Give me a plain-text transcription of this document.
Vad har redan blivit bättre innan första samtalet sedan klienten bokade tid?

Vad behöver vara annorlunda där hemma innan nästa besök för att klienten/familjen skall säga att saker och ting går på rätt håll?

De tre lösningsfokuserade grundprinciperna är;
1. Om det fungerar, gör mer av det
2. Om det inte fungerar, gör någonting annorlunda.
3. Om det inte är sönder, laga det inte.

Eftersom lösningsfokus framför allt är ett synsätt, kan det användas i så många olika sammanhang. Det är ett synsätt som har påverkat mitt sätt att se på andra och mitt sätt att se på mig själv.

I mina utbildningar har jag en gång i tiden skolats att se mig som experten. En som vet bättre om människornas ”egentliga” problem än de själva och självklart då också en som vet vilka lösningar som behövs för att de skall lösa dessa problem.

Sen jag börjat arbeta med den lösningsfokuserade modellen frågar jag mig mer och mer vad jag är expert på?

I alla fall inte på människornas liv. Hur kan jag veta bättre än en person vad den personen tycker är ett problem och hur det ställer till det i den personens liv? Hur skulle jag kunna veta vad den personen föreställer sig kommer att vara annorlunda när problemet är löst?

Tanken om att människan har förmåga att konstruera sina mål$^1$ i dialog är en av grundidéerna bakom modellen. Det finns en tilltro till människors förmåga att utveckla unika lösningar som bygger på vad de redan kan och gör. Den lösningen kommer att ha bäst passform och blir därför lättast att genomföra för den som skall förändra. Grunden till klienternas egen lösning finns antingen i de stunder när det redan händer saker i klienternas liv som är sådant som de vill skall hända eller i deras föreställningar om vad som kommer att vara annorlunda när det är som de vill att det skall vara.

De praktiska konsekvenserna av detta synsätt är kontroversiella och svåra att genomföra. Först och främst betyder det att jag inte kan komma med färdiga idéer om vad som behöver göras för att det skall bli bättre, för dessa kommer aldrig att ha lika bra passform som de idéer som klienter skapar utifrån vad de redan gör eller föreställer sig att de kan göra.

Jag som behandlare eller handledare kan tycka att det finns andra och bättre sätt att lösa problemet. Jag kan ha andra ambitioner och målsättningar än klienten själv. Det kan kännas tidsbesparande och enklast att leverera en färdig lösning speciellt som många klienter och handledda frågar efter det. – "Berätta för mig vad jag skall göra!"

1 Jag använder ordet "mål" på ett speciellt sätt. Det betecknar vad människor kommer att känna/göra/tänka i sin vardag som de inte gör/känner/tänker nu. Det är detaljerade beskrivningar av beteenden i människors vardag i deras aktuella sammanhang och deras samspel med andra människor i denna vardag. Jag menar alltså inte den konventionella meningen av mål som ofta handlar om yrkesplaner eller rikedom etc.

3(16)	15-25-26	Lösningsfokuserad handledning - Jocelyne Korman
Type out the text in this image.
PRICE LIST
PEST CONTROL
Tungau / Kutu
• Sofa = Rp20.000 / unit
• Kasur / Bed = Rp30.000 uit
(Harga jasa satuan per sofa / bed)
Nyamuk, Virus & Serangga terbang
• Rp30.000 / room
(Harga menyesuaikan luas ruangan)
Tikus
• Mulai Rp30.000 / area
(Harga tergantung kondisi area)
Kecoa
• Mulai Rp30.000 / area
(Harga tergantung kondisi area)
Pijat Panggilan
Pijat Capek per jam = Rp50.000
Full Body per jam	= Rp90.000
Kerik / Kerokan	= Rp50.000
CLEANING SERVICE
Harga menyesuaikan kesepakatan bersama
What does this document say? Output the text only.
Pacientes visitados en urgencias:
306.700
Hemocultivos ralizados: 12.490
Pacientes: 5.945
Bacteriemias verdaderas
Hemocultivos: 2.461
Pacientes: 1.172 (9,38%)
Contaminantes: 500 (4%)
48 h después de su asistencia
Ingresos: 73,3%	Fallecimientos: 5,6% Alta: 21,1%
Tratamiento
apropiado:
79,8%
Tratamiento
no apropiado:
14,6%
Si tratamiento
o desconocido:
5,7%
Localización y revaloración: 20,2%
········
Which lines of the data contain "sammanhang"? Copy them all.

Eftersom lösningsfokus framför allt är ett synsätt, kan det användas i så många olika sammanhang. Det är ett synsätt som har påverkat mitt sätt att se på andra och mitt sätt att se på mig själv.
1 Jag använder ordet "mål" på ett speciellt sätt. Det betecknar vad människor kommer att känna/göra/tänka i sin vardag som de inte gör/känner/tänker nu. Det är detaljerade beskrivningar av beteenden i människors vardag i deras aktuella sammanhang och deras samspel med andra människor i denna vardag. Jag menar alltså inte den konventionella meningen av mål som ofta handlar om yrkesplaner eller rikedom etc.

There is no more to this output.